## Required work
In the records below, find each line containing the word "свойствами" and copy it.

Stored data:
┏━━

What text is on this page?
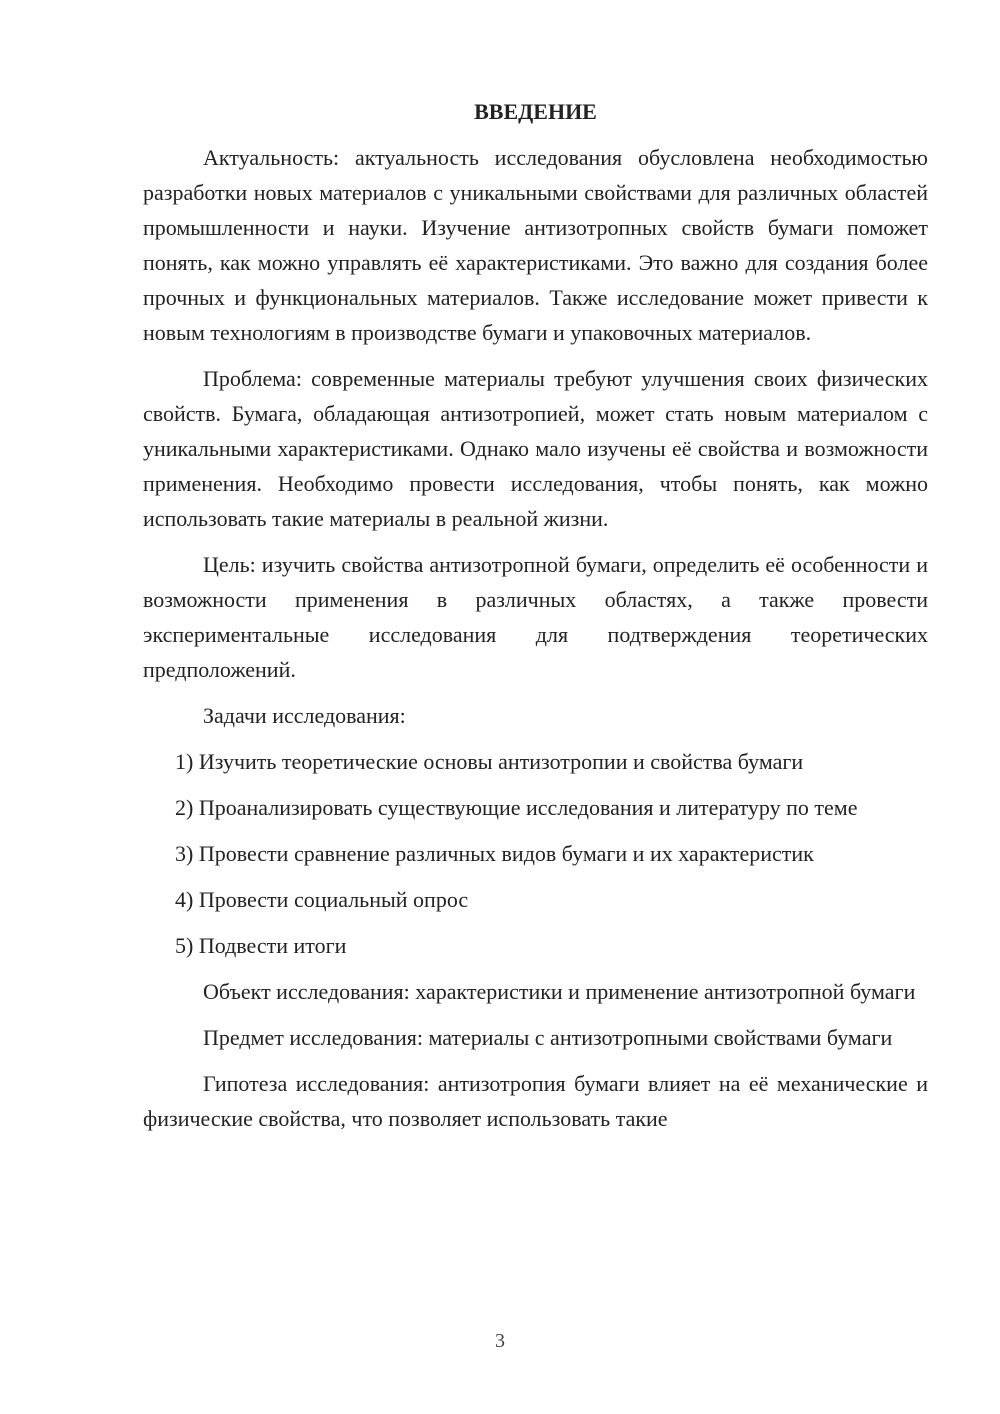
ВВЕДЕНИЕ

Актуальность: актуальность исследования обусловлена необходимостью разработки новых материалов с уникальными свойствами для различных областей промышленности и науки. Изучение антизотропных свойств бумаги поможет понять, как можно управлять её характеристиками. Это важно для создания более прочных и функциональных материалов. Также исследование может привести к новым технологиям в производстве бумаги и упаковочных материалов.

Проблема: современные материалы требуют улучшения своих физических свойств. Бумага, обладающая антизотропией, может стать новым материалом с уникальными характеристиками. Однако мало изучены её свойства и возможности применения. Необходимо провести исследования, чтобы понять, как можно использовать такие материалы в реальной жизни.

Цель: изучить свойства антизотропной бумаги, определить её особенности и возможности применения в различных областях, а также провести экспериментальные исследования для подтверждения теоретических предположений.

Задачи исследования:

1) Изучить теоретические основы антизотропии и свойства бумаги

2) Проанализировать существующие исследования и литературу по теме

3) Провести сравнение различных видов бумаги и их характеристик

4) Провести социальный опрос

5) Подвести итоги

Объект исследования: характеристики и применение антизотропной бумаги

Предмет исследования: материалы с антизотропными свойствами бумаги

Гипотеза исследования: антизотропия бумаги влияет на её механические и физические свойства, что позволяет использовать такие

3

┗━━

## Expected answer
Актуальность: актуальность исследования обусловлена необходимостью разработки новых материалов с уникальными свойствами для различных областей промышленности и науки. Изучение антизотропных свойств бумаги поможет понять, как можно управлять её характеристиками. Это важно для создания более прочных и функциональных материалов. Также исследование может привести к новым технологиям в производстве бумаги и упаковочных материалов.
Предмет исследования: материалы с антизотропными свойствами бумаги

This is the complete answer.